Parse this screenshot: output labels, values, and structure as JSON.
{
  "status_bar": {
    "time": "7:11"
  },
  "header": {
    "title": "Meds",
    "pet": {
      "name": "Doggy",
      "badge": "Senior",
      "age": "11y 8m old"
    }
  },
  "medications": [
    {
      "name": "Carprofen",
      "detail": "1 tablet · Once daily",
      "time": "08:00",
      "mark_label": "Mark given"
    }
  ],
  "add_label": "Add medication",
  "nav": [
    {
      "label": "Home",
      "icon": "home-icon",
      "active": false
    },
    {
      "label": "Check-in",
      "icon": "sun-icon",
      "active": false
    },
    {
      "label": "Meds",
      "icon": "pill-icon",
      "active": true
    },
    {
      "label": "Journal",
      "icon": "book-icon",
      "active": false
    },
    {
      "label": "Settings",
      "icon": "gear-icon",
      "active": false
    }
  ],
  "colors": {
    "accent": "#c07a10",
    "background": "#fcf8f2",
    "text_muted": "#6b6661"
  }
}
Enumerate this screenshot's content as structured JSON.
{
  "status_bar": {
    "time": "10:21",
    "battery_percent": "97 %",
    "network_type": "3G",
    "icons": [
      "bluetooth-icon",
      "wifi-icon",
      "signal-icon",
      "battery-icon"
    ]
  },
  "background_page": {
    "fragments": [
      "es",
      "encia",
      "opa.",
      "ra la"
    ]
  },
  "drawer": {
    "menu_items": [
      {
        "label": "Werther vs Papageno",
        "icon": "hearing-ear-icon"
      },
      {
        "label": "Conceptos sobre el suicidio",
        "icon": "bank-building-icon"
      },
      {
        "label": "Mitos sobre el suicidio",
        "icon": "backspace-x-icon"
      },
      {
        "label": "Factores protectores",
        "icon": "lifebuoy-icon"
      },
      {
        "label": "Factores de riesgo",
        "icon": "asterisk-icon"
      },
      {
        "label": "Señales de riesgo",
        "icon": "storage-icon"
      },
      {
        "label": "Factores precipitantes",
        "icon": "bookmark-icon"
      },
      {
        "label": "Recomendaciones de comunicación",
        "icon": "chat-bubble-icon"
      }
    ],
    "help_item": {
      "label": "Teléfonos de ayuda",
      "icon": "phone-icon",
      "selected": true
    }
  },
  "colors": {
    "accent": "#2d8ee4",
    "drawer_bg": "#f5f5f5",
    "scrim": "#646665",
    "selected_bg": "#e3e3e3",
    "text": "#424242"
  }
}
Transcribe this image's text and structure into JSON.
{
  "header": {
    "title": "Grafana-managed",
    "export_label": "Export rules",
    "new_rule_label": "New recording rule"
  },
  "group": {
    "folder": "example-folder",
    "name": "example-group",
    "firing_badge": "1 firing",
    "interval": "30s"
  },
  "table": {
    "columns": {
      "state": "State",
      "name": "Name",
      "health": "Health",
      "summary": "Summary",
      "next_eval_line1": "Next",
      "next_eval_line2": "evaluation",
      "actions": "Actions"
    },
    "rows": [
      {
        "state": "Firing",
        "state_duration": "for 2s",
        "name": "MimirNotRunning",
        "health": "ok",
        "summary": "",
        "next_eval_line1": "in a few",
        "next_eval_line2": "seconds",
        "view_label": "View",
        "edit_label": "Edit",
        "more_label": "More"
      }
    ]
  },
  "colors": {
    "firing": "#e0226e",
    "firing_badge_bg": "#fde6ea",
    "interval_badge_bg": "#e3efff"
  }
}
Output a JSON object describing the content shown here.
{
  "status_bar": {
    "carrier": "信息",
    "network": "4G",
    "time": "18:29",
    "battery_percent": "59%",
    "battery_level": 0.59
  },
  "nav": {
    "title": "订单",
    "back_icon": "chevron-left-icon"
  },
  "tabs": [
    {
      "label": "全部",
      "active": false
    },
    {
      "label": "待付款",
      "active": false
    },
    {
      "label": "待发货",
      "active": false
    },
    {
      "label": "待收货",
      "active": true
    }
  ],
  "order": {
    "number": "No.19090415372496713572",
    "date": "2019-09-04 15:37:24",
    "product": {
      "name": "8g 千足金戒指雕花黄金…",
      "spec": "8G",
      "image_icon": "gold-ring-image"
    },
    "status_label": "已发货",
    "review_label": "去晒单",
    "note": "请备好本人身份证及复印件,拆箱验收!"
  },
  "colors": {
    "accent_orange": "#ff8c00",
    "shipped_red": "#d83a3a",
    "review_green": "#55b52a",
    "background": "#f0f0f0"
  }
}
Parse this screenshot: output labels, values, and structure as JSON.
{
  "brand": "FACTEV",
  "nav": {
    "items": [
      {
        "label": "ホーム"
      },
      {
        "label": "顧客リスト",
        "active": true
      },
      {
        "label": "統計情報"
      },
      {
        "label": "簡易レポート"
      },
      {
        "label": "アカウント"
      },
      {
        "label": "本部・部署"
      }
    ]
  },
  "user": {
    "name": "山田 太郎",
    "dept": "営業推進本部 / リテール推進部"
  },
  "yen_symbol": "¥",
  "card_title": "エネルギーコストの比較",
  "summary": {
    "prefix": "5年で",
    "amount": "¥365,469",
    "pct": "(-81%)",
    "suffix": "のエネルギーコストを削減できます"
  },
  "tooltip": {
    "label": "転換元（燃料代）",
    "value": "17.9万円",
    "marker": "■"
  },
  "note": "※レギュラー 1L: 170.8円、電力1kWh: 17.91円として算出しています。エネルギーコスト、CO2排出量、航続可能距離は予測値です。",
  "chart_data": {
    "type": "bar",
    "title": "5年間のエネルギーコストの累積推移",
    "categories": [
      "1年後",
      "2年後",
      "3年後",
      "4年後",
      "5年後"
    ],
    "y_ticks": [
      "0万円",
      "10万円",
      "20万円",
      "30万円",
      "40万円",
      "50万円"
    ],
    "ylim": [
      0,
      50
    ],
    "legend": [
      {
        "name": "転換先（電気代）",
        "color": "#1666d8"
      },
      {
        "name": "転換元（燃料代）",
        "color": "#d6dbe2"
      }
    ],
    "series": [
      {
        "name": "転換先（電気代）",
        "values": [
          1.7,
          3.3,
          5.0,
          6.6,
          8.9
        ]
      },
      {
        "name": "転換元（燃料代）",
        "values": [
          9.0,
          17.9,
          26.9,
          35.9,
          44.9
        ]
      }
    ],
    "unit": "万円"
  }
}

==========

Count the lines of the material that include the word "JSON", then report only the total.

5